• _TASK DIRECTIONS_
Filter the data for lines with the word "this", then copy every line so identified.

• _DATASET_
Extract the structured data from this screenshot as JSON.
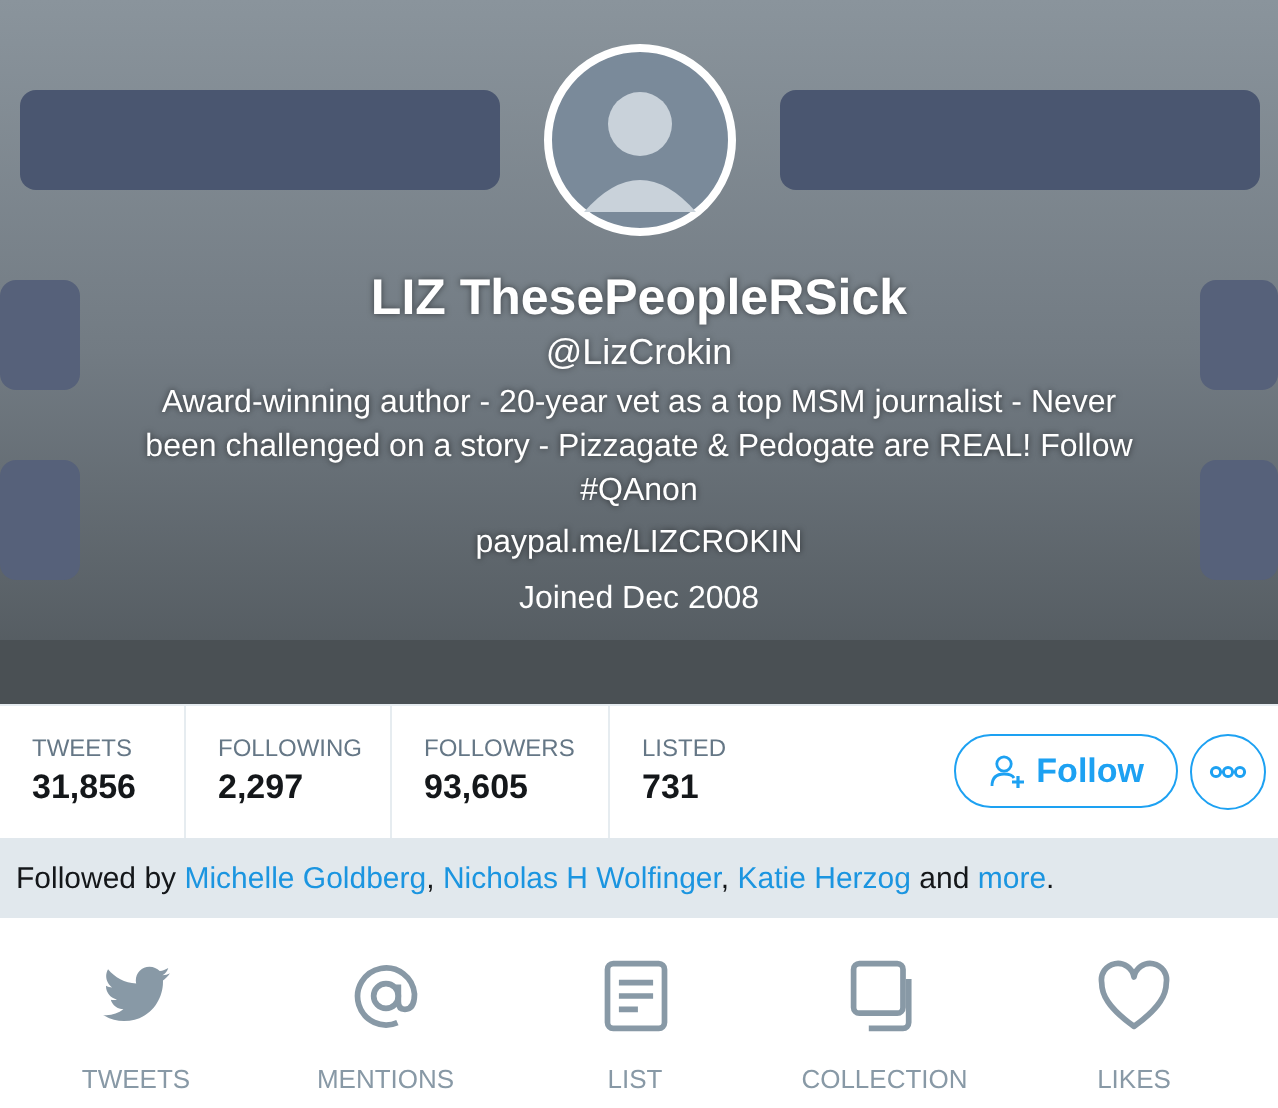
{
  "profile": {
    "kind": "picture",
    "name": "LIZ ThesePeopleRSick",
    "handle": "@LizCrokin",
    "bio": "Award-winning author - 20-year vet as a top MSM journalist - Never been challenged on a story - Pizzagate & Pedogate are REAL! Follow #QAnon",
    "website": "paypal.me/LIZCROKIN",
    "joined": "Joined Dec 2008"
  },
  "stats": [
    {
      "label": "TWEETS",
      "value": "31,856"
    },
    {
      "label": "FOLLOWING",
      "value": "2,297"
    },
    {
      "label": "FOLLOWERS",
      "value": "93,605"
    },
    {
      "label": "LISTED",
      "value": "731"
    }
  ],
  "follow_button": {
    "label": "Follow"
  },
  "followed_by": [
    {
      "kind": "text",
      "text": "Followed by "
    },
    {
      "kind": "link",
      "text": "Michelle Goldberg"
    },
    {
      "kind": "text",
      "text": ", "
    },
    {
      "kind": "link",
      "text": "Nicholas H Wolfinger"
    },
    {
      "kind": "text",
      "text": ", "
    },
    {
      "kind": "link",
      "text": "Katie Herzog"
    },
    {
      "kind": "text",
      "text": " and "
    },
    {
      "kind": "link",
      "text": "more"
    },
    {
      "kind": "text",
      "text": "."
    }
  ],
  "tabs": [
    {
      "label": "TWEETS"
    },
    {
      "label": "MENTIONS"
    },
    {
      "label": "LIST"
    },
    {
      "label": "COLLECTION"
    },
    {
      "label": "LIKES"
    }
  ]
}
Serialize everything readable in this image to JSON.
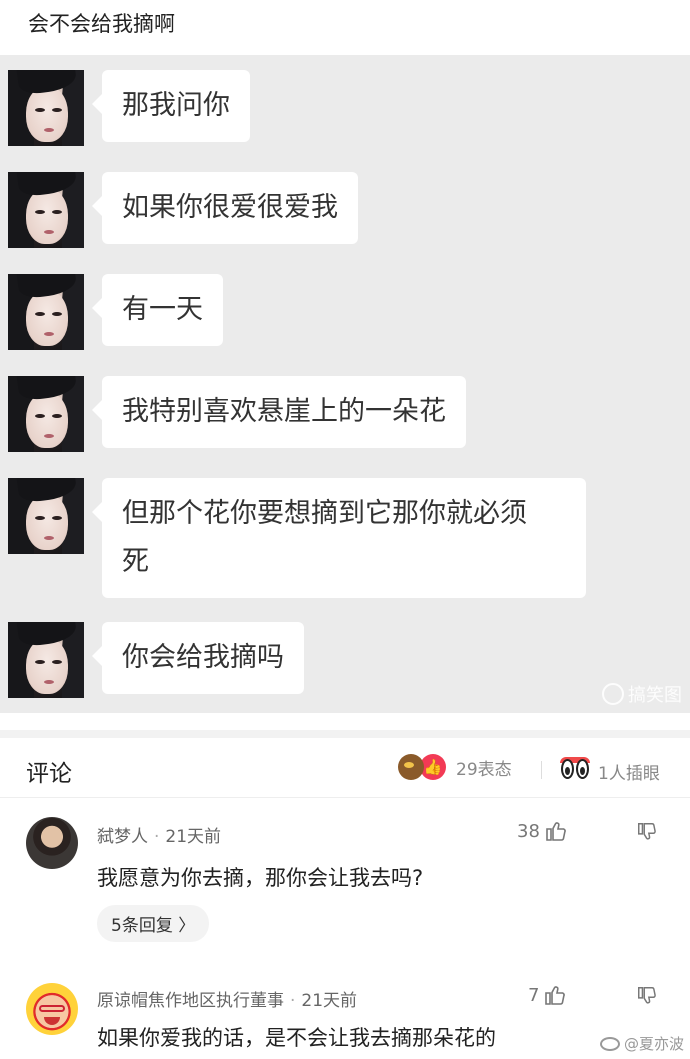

• _RESPONSE_
Extract the structured data from this screenshot as JSON.
Serialize everything readable in this image to JSON.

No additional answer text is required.